■ Work instructions:
Print the following lines word for word, every one of them.

(Listings of element regions)
————————

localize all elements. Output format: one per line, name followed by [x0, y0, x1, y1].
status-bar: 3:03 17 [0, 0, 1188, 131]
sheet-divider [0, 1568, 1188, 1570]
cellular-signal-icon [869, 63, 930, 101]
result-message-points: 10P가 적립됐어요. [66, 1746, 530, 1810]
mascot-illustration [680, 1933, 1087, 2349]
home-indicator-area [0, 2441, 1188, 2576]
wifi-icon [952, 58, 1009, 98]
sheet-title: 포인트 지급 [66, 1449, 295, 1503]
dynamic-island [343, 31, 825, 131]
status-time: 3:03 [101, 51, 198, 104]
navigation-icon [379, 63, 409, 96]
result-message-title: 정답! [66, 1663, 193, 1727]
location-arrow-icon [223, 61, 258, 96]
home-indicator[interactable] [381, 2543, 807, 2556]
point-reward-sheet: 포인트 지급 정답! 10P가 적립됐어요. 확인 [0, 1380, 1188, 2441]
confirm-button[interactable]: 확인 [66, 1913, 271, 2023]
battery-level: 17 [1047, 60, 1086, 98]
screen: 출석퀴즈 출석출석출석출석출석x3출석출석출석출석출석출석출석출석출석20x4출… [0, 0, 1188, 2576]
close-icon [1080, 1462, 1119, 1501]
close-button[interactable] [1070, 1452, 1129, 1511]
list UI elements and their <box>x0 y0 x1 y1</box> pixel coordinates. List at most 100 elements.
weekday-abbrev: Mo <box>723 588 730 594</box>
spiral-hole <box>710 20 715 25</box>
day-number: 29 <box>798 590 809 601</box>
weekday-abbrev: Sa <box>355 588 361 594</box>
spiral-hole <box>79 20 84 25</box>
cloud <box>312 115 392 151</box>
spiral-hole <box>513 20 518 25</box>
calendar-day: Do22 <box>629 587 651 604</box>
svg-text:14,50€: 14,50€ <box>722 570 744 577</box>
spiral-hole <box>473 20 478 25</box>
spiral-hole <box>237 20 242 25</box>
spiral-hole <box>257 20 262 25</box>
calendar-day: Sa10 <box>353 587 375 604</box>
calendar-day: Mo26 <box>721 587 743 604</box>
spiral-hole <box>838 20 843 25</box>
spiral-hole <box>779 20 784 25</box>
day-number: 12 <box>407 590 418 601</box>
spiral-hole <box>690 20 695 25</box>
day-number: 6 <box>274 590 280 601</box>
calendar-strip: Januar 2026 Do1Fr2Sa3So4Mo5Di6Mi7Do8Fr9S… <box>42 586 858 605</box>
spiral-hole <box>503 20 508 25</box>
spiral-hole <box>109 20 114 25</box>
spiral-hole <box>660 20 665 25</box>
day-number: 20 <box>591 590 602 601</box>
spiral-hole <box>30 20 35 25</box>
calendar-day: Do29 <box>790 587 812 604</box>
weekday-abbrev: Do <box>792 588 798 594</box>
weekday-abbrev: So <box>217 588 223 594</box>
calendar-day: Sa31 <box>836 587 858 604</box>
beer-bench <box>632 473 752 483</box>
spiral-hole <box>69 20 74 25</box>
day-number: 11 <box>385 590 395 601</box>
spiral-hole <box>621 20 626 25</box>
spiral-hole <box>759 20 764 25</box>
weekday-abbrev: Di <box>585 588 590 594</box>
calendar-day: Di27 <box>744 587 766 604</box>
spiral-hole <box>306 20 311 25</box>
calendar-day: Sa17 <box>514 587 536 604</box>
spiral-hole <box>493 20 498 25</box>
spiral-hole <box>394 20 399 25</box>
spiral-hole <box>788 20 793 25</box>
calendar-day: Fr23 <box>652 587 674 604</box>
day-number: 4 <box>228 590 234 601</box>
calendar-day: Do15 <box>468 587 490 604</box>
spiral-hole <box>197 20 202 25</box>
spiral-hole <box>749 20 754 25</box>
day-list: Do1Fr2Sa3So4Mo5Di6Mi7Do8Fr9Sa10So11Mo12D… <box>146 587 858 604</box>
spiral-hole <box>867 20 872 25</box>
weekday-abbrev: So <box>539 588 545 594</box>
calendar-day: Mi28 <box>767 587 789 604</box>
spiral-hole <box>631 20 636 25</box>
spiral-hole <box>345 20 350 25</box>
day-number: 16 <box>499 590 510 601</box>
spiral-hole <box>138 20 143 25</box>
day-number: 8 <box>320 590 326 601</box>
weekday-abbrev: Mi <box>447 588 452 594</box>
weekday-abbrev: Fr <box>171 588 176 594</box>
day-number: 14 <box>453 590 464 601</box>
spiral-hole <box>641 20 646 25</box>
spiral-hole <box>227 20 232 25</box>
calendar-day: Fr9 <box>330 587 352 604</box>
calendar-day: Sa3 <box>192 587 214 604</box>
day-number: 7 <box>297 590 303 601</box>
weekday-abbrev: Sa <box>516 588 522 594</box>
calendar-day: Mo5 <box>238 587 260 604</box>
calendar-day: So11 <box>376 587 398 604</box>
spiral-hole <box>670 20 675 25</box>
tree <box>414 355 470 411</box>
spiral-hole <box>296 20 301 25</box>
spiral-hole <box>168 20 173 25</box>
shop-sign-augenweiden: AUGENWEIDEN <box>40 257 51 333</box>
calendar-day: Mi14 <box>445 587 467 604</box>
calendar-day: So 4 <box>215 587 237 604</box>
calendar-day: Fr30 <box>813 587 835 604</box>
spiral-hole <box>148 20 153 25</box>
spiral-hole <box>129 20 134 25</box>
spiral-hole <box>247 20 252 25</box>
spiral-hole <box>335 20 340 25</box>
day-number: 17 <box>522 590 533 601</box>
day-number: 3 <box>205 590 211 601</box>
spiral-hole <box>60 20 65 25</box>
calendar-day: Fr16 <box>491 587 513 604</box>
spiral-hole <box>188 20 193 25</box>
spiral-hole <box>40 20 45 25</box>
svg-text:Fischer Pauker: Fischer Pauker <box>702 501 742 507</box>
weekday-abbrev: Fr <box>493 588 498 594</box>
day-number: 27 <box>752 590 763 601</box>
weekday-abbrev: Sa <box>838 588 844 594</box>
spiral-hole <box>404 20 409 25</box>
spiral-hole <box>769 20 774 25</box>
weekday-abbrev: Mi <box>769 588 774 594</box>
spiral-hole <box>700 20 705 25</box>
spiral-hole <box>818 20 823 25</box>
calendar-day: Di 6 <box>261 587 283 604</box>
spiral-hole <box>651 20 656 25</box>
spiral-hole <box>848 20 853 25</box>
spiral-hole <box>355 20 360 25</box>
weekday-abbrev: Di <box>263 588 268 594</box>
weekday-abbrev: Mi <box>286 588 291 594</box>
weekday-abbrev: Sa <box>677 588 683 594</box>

————————

■ Written reply:
localize all elements. Output format: one per line, name followed by [x0, y0, x1, y1].
status-bar: 3:03 17 [0, 0, 1188, 131]
sheet-divider [0, 1568, 1188, 1570]
cellular-signal-icon [869, 63, 930, 101]
result-message-points: 10P가 적립됐어요. [66, 1746, 530, 1810]
mascot-illustration [680, 1933, 1087, 2349]
home-indicator-area [0, 2441, 1188, 2576]
wifi-icon [952, 58, 1009, 98]
sheet-title: 포인트 지급 [66, 1449, 295, 1503]
dynamic-island [343, 31, 825, 131]
status-time: 3:03 [101, 51, 198, 104]
navigation-icon [379, 63, 409, 96]
result-message-title: 정답! [66, 1663, 193, 1727]
location-arrow-icon [223, 61, 258, 96]
home-indicator[interactable] [381, 2543, 807, 2556]
point-reward-sheet: 포인트 지급 정답! 10P가 적립됐어요. 확인 [0, 1380, 1188, 2441]
confirm-button[interactable]: 확인 [66, 1913, 271, 2023]
battery-level: 17 [1047, 60, 1086, 98]
screen: 출석퀴즈 출석출석출석출석출석x3출석출석출석출석출석출석출석출석출석20x4출… [0, 0, 1188, 2576]
close-icon [1080, 1462, 1119, 1501]
close-button[interactable] [1070, 1452, 1129, 1511]
list UI elements and their <box>x0 y0 x1 y1</box> pixel coordinates. List at most 100 elements.
weekday-abbrev: Mo <box>723 588 730 594</box>
spiral-hole <box>710 20 715 25</box>
day-number: 29 <box>798 590 809 601</box>
weekday-abbrev: Sa <box>355 588 361 594</box>
spiral-hole <box>79 20 84 25</box>
cloud <box>312 115 392 151</box>
spiral-hole <box>513 20 518 25</box>
calendar-day: Do22 <box>629 587 651 604</box>
svg-text:14,50€: 14,50€ <box>722 570 744 577</box>
spiral-hole <box>473 20 478 25</box>
spiral-hole <box>237 20 242 25</box>
spiral-hole <box>257 20 262 25</box>
calendar-day: Sa10 <box>353 587 375 604</box>
calendar-day: Mo26 <box>721 587 743 604</box>
spiral-hole <box>838 20 843 25</box>
spiral-hole <box>779 20 784 25</box>
day-number: 12 <box>407 590 418 601</box>
spiral-hole <box>690 20 695 25</box>
day-number: 6 <box>274 590 280 601</box>
calendar-strip: Januar 2026 Do1Fr2Sa3So4Mo5Di6Mi7Do8Fr9S… <box>42 586 858 605</box>
spiral-hole <box>503 20 508 25</box>
spiral-hole <box>109 20 114 25</box>
spiral-hole <box>660 20 665 25</box>
day-number: 20 <box>591 590 602 601</box>
spiral-hole <box>30 20 35 25</box>
calendar-day: Do29 <box>790 587 812 604</box>
weekday-abbrev: Do <box>792 588 798 594</box>
weekday-abbrev: So <box>217 588 223 594</box>
calendar-day: Sa31 <box>836 587 858 604</box>
beer-bench <box>632 473 752 483</box>
spiral-hole <box>69 20 74 25</box>
day-number: 11 <box>385 590 395 601</box>
spiral-hole <box>621 20 626 25</box>
spiral-hole <box>759 20 764 25</box>
weekday-abbrev: Di <box>585 588 590 594</box>
calendar-day: Di27 <box>744 587 766 604</box>
spiral-hole <box>306 20 311 25</box>
calendar-day: Sa17 <box>514 587 536 604</box>
spiral-hole <box>493 20 498 25</box>
spiral-hole <box>394 20 399 25</box>
spiral-hole <box>788 20 793 25</box>
calendar-day: Fr23 <box>652 587 674 604</box>
day-number: 4 <box>228 590 234 601</box>
calendar-day: Do15 <box>468 587 490 604</box>
spiral-hole <box>197 20 202 25</box>
spiral-hole <box>749 20 754 25</box>
day-list: Do1Fr2Sa3So4Mo5Di6Mi7Do8Fr9Sa10So11Mo12D… <box>146 587 858 604</box>
spiral-hole <box>867 20 872 25</box>
weekday-abbrev: So <box>539 588 545 594</box>
calendar-day: Mi28 <box>767 587 789 604</box>
spiral-hole <box>631 20 636 25</box>
spiral-hole <box>345 20 350 25</box>
day-number: 16 <box>499 590 510 601</box>
spiral-hole <box>138 20 143 25</box>
day-number: 8 <box>320 590 326 601</box>
weekday-abbrev: Mi <box>447 588 452 594</box>
weekday-abbrev: Fr <box>171 588 176 594</box>
day-number: 14 <box>453 590 464 601</box>
spiral-hole <box>641 20 646 25</box>
spiral-hole <box>227 20 232 25</box>
calendar-day: Fr9 <box>330 587 352 604</box>
calendar-day: Sa3 <box>192 587 214 604</box>
day-number: 7 <box>297 590 303 601</box>
weekday-abbrev: Sa <box>516 588 522 594</box>
calendar-day: Mo5 <box>238 587 260 604</box>
calendar-day: So11 <box>376 587 398 604</box>
spiral-hole <box>670 20 675 25</box>
tree <box>414 355 470 411</box>
spiral-hole <box>296 20 301 25</box>
spiral-hole <box>168 20 173 25</box>
shop-sign-augenweiden: AUGENWEIDEN <box>40 257 51 333</box>
calendar-day: Mi14 <box>445 587 467 604</box>
calendar-day: So 4 <box>215 587 237 604</box>
calendar-day: Fr30 <box>813 587 835 604</box>
spiral-hole <box>148 20 153 25</box>
spiral-hole <box>129 20 134 25</box>
spiral-hole <box>247 20 252 25</box>
spiral-hole <box>335 20 340 25</box>
day-number: 17 <box>522 590 533 601</box>
day-number: 3 <box>205 590 211 601</box>
spiral-hole <box>60 20 65 25</box>
calendar-day: Fr16 <box>491 587 513 604</box>
spiral-hole <box>188 20 193 25</box>
spiral-hole <box>40 20 45 25</box>
svg-text:Fischer Pauker: Fischer Pauker <box>702 501 742 507</box>
weekday-abbrev: Fr <box>493 588 498 594</box>
day-number: 27 <box>752 590 763 601</box>
weekday-abbrev: Sa <box>838 588 844 594</box>
spiral-hole <box>404 20 409 25</box>
spiral-hole <box>769 20 774 25</box>
weekday-abbrev: Mi <box>769 588 774 594</box>
spiral-hole <box>700 20 705 25</box>
spiral-hole <box>818 20 823 25</box>
calendar-day: Di 6 <box>261 587 283 604</box>
spiral-hole <box>651 20 656 25</box>
spiral-hole <box>848 20 853 25</box>
spiral-hole <box>355 20 360 25</box>
weekday-abbrev: Di <box>263 588 268 594</box>
weekday-abbrev: Mi <box>286 588 291 594</box>
weekday-abbrev: Sa <box>677 588 683 594</box>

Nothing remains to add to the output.